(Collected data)
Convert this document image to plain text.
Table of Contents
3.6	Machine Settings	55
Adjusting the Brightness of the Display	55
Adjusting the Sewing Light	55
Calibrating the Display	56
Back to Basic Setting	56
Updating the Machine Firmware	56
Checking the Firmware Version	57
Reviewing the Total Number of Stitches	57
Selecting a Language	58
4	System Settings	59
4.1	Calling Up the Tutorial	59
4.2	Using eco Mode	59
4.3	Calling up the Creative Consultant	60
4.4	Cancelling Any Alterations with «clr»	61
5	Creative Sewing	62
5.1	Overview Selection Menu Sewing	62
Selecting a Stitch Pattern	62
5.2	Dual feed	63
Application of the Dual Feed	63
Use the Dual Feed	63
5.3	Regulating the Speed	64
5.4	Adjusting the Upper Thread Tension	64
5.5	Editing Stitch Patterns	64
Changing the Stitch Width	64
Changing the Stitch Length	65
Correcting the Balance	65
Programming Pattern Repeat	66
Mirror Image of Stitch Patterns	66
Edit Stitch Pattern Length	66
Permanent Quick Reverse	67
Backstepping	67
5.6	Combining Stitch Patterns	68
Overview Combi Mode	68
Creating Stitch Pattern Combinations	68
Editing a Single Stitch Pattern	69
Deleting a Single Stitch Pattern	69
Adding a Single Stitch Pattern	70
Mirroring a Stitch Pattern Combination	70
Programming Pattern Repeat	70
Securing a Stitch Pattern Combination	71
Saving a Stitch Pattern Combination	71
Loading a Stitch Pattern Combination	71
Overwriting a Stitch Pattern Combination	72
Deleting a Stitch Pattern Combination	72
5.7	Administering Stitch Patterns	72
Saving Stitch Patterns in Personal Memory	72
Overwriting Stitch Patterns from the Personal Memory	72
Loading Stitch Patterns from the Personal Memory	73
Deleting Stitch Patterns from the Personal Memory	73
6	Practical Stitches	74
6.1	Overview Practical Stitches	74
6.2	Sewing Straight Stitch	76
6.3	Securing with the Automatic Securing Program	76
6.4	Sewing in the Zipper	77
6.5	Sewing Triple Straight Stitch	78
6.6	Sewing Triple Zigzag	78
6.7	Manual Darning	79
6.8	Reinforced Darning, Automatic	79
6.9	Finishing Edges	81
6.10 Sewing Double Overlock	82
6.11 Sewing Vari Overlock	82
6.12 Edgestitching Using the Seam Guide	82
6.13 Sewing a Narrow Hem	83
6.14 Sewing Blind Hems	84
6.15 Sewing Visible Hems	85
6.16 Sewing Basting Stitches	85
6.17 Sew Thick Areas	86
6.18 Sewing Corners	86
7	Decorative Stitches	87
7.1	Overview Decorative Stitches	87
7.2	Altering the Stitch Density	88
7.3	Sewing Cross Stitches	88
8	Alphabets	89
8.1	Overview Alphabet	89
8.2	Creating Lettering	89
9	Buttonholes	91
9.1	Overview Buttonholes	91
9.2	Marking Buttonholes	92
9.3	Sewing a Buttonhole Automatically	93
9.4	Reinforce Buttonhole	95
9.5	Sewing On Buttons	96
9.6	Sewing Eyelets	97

TO DO: Check each line above for the string "Stitches" and show the ones that have it.

COMPLETE ANSWER:
Reviewing the Total Number of Stitches	57
6	Practical Stitches	74
6.1	Overview Practical Stitches	74
6.16 Sewing Basting Stitches	85
7	Decorative Stitches	87
7.1	Overview Decorative Stitches	87
7.3	Sewing Cross Stitches	88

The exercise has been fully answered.